▶ _Task details_: Give the count of lines holding the string "subito" and nothing else.

▶ _Data to process_:
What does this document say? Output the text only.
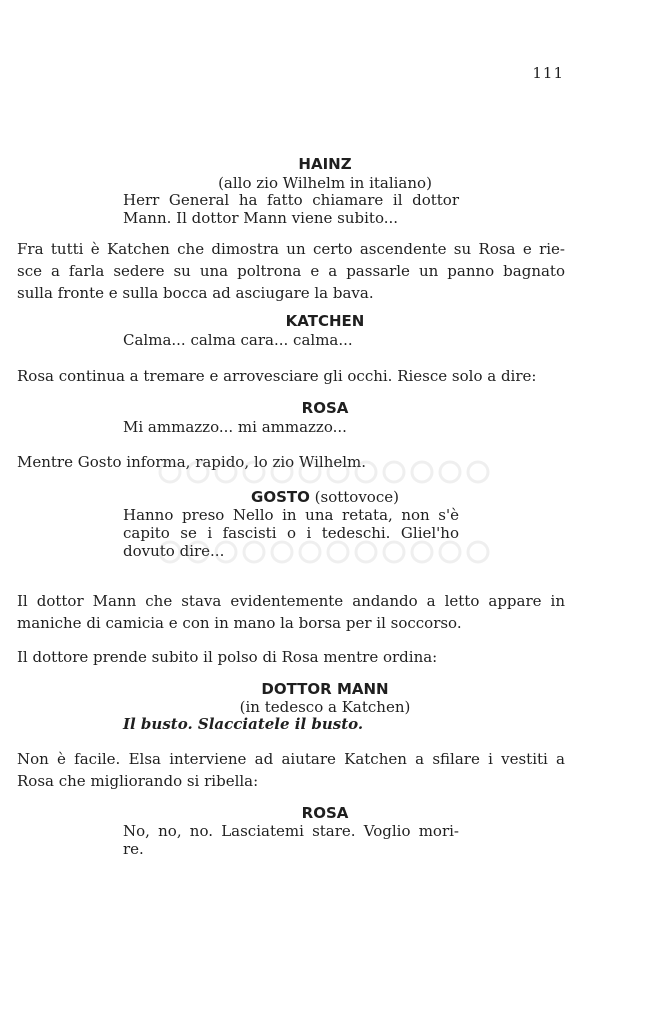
111
HAINZ
(allo zio Wilhelm in italiano)
Herr General ha fatto chiamare il dottor
Mann. Il dottor Mann viene subito...
Fra tutti è Katchen che dimostra un certo ascendente su Rosa e rie-
sce a farla sedere su una poltrona e a passarle un panno bagnato
sulla fronte e sulla bocca ad asciugare la bava.
KATCHEN
Calma... calma cara... calma...
Rosa continua a tremare e arrovesciare gli occhi. Riesce solo a dire:
ROSA
Mi ammazzo... mi ammazzo...
Mentre Gosto informa, rapido, lo zio Wilhelm.
GOSTO (sottovoce)
Hanno preso Nello in una retata, non s'è
capito se i fascisti o i tedeschi. Gliel'ho
dovuto dire...
Il dottor Mann che stava evidentemente andando a letto appare in
maniche di camicia e con in mano la borsa per il soccorso.
Il dottore prende subito il polso di Rosa mentre ordina:
DOTTOR MANN
(in tedesco a Katchen)
Il busto. Slacciatele il busto.
Non è facile. Elsa interviene ad aiutare Katchen a sfilare i vestiti a
Rosa che migliorando si ribella:
ROSA
No, no, no. Lasciatemi stare. Voglio mori-
re.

▶ _The result_: 2